>> START

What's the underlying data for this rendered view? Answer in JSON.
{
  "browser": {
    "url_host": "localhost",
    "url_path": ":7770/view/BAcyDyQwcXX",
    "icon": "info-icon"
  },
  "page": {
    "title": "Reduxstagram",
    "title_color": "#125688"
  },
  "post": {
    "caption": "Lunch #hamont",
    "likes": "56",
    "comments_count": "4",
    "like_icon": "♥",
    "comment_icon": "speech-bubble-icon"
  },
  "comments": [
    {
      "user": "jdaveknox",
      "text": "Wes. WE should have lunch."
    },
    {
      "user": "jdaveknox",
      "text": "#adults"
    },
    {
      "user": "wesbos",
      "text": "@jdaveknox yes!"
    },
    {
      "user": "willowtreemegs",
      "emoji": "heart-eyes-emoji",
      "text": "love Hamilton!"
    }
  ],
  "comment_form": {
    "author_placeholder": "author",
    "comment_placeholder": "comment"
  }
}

>> END

Exactly reproduce the material above.

What's the underlying data for this rendered view? Answer in JSON.
{
  "browser": {
    "url_host": "localhost",
    "url_path": ":7770/view/BAcyDyQwcXX",
    "icon": "info-icon"
  },
  "page": {
    "title": "Reduxstagram",
    "title_color": "#125688"
  },
  "post": {
    "caption": "Lunch #hamont",
    "likes": "56",
    "comments_count": "4",
    "like_icon": "♥",
    "comment_icon": "speech-bubble-icon"
  },
  "comments": [
    {
      "user": "jdaveknox",
      "text": "Wes. WE should have lunch."
    },
    {
      "user": "jdaveknox",
      "text": "#adults"
    },
    {
      "user": "wesbos",
      "text": "@jdaveknox yes!"
    },
    {
      "user": "willowtreemegs",
      "emoji": "heart-eyes-emoji",
      "text": "love Hamilton!"
    }
  ],
  "comment_form": {
    "author_placeholder": "author",
    "comment_placeholder": "comment"
  }
}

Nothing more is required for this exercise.